## REQUEST
Scan the data beneath this task and copy each line that includes "оскільки".

* Begin *

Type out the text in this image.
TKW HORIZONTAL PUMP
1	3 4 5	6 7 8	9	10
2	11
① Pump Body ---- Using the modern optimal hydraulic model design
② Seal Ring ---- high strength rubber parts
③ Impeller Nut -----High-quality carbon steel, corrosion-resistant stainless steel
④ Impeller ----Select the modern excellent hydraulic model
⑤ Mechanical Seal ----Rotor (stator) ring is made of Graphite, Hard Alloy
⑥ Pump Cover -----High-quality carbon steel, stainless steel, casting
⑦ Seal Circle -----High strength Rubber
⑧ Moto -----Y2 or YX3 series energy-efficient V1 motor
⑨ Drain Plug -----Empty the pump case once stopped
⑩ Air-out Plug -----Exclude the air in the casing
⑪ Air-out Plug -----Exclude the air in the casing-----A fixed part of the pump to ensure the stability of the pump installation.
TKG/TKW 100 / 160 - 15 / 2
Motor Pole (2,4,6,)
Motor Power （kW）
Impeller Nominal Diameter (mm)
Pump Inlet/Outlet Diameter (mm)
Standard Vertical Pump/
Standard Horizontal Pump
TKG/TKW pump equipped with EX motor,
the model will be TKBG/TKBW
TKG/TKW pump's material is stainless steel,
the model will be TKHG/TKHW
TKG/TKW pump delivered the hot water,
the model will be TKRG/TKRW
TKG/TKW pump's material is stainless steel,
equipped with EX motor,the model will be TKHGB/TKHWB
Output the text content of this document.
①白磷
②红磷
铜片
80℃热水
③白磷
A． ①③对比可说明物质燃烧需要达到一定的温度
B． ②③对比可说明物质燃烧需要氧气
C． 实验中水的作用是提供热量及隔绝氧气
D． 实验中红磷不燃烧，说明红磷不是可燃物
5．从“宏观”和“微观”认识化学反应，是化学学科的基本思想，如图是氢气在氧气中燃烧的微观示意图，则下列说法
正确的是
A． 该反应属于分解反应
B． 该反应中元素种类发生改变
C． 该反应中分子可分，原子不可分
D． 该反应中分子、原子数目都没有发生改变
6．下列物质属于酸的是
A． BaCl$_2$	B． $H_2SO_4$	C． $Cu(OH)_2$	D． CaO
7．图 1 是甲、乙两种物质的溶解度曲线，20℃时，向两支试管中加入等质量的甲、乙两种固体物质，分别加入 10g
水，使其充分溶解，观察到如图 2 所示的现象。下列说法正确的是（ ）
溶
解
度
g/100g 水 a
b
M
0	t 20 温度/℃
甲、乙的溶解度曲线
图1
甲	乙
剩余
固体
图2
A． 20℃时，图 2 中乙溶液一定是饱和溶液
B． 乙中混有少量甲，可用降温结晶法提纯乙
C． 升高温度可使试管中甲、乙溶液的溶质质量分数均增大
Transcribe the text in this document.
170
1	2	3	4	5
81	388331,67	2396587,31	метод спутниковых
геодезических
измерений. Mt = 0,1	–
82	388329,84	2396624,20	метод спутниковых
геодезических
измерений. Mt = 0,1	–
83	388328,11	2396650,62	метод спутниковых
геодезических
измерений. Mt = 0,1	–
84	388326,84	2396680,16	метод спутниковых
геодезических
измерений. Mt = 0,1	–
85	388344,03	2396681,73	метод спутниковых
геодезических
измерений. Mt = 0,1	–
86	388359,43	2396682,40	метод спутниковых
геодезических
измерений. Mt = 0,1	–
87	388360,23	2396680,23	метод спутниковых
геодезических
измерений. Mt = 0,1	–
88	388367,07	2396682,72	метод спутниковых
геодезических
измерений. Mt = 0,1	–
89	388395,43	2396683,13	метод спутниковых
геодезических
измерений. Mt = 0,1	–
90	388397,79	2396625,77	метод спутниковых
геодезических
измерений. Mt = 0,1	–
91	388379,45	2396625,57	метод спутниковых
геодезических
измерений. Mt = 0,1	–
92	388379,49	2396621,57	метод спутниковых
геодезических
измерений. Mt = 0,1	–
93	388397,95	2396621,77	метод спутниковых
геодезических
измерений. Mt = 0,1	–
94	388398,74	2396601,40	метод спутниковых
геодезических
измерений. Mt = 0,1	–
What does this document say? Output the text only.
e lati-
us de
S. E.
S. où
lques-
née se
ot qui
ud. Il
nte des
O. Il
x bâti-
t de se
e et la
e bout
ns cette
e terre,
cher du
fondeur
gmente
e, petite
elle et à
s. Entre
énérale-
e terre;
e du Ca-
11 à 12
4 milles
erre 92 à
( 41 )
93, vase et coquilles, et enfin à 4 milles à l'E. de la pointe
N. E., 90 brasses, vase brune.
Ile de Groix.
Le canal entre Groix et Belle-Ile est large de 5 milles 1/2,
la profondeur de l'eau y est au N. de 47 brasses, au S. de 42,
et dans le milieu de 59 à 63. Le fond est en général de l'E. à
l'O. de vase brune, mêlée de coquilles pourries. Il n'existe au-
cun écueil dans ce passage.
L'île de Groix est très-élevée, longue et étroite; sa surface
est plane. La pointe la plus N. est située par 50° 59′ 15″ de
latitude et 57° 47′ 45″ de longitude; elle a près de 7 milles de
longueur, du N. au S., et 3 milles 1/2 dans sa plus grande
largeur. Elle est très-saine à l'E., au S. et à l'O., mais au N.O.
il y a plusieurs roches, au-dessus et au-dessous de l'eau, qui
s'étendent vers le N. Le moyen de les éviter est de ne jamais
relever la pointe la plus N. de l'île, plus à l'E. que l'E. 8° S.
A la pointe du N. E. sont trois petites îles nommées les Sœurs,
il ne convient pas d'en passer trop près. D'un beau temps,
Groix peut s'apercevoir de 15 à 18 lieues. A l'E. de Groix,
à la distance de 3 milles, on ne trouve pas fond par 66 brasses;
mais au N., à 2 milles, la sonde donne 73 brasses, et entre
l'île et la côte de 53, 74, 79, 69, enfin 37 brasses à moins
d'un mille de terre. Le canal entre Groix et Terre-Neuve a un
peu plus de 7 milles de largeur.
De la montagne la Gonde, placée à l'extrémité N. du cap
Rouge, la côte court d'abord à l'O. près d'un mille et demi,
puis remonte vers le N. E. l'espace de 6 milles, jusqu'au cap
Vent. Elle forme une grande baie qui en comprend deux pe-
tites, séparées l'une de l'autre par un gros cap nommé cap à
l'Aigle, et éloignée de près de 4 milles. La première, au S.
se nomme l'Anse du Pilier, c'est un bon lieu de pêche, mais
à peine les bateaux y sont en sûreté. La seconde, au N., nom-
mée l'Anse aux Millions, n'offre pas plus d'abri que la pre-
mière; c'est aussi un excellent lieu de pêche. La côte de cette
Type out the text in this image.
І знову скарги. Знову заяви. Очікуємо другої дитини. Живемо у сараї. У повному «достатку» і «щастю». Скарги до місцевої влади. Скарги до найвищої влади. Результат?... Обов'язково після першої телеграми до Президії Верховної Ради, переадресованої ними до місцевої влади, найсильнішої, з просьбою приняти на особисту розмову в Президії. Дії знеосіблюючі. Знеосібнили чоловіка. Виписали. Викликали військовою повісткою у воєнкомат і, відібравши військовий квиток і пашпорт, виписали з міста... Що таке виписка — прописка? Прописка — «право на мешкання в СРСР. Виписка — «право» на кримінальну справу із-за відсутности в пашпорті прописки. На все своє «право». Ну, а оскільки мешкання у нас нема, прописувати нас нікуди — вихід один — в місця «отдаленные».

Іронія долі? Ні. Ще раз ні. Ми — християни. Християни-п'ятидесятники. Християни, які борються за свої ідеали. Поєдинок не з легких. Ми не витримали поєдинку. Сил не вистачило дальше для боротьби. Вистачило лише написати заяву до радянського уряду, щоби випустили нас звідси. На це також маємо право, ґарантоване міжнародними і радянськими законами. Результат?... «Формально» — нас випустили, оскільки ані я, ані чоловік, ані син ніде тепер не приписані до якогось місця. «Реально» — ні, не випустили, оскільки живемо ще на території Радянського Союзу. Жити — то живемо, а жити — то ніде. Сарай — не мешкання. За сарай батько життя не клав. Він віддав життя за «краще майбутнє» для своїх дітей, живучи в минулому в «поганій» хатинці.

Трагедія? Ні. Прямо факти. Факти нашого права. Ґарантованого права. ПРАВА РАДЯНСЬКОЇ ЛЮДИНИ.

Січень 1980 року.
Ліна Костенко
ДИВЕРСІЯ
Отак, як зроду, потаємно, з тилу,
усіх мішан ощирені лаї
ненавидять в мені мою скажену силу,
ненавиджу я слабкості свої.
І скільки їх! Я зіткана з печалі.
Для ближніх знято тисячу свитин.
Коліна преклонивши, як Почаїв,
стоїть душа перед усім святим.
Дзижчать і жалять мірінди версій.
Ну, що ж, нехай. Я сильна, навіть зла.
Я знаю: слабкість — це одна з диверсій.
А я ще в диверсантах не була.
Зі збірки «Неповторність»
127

* End *

## SOLUTION TO THIS PROBLEM
І знову скарги. Знову заяви. Очікуємо другої дитини. Живемо у сараї. У повному «достатку» і «щастю». Скарги до місцевої влади. Скарги до найвищої влади. Результат?... Обов'язково після першої телеграми до Президії Верховної Ради, переадресованої ними до місцевої влади, найсильнішої, з просьбою приняти на особисту розмову в Президії. Дії знеосіблюючі. Знеосібнили чоловіка. Виписали. Викликали військовою повісткою у воєнкомат і, відібравши військовий квиток і пашпорт, виписали з міста... Що таке виписка — прописка? Прописка — «право на мешкання в СРСР. Виписка — «право» на кримінальну справу із-за відсутности в пашпорті прописки. На все своє «право». Ну, а оскільки мешкання у нас нема, прописувати нас нікуди — вихід один — в місця «отдаленные».
Іронія долі? Ні. Ще раз ні. Ми — християни. Християни-п'ятидесятники. Християни, які борються за свої ідеали. Поєдинок не з легких. Ми не витримали поєдинку. Сил не вистачило дальше для боротьби. Вистачило лише написати заяву до радянського уряду, щоби випустили нас звідси. На це також маємо право, ґарантоване міжнародними і радянськими законами. Результат?... «Формально» — нас випустили, оскільки ані я, ані чоловік, ані син ніде тепер не приписані до якогось місця. «Реально» — ні, не випустили, оскільки живемо ще на території Радянського Союзу. Жити — то живемо, а жити — то ніде. Сарай — не мешкання. За сарай батько життя не клав. Він віддав життя за «краще майбутнє» для своїх дітей, живучи в минулому в «поганій» хатинці.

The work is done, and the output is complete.